* Begin *

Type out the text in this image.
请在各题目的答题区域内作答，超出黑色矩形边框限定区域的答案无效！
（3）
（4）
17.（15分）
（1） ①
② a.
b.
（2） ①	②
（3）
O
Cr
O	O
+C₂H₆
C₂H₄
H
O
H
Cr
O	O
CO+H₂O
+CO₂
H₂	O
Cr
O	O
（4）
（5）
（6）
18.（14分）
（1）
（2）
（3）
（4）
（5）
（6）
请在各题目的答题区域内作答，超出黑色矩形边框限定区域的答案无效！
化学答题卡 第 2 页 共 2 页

* End *
* Begin *

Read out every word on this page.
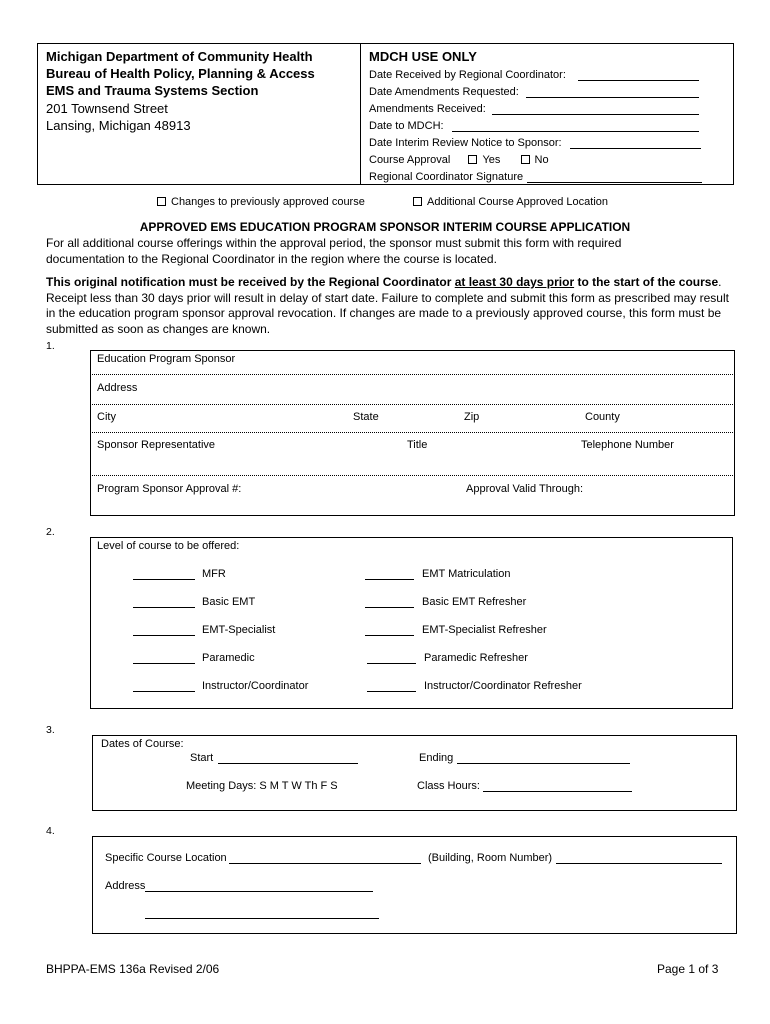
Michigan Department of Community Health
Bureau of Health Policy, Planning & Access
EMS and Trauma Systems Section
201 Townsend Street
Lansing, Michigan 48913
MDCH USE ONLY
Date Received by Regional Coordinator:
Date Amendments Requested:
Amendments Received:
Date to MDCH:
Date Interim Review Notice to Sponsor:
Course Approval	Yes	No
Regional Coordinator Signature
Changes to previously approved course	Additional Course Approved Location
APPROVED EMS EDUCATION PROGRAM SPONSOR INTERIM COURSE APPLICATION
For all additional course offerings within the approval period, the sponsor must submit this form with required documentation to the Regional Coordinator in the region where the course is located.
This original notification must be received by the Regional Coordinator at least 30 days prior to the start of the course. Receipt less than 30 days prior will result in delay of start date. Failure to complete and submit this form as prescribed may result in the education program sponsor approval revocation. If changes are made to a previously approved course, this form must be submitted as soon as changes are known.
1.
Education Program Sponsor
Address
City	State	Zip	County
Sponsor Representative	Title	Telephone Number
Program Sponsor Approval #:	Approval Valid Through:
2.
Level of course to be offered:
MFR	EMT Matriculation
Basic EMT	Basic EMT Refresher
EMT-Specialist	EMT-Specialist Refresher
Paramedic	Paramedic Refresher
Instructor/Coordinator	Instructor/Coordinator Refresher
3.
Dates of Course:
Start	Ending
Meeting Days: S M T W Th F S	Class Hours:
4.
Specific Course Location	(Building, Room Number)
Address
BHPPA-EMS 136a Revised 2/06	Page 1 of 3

* End *
* Begin *

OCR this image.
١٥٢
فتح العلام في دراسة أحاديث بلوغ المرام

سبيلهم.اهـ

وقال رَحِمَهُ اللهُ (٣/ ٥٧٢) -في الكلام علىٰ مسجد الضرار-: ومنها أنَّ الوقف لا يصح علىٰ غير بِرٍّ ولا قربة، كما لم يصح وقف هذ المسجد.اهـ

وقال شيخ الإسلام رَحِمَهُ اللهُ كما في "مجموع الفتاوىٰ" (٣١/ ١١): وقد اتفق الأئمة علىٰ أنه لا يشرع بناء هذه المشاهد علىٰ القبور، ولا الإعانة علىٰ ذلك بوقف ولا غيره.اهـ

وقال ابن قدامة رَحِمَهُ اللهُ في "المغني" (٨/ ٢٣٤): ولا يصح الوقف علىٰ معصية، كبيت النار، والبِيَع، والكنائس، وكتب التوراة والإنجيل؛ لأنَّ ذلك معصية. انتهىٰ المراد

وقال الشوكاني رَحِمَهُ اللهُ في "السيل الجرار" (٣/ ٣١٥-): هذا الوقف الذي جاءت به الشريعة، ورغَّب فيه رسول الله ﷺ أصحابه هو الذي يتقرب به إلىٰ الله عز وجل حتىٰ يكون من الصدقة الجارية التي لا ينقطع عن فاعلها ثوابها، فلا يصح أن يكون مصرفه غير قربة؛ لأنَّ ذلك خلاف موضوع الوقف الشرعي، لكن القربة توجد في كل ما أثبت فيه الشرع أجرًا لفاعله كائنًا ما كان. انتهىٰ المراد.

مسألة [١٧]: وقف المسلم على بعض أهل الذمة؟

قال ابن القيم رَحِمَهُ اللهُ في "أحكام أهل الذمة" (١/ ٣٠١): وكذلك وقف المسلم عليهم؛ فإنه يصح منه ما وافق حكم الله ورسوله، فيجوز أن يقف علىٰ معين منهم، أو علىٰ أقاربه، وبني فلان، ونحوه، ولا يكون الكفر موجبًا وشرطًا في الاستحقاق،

* End *

Given problem: List every line above that holds the word "Location".

Answer for this exercise:
Changes to previously approved course	Additional Course Approved Location
Specific Course Location	(Building, Room Number)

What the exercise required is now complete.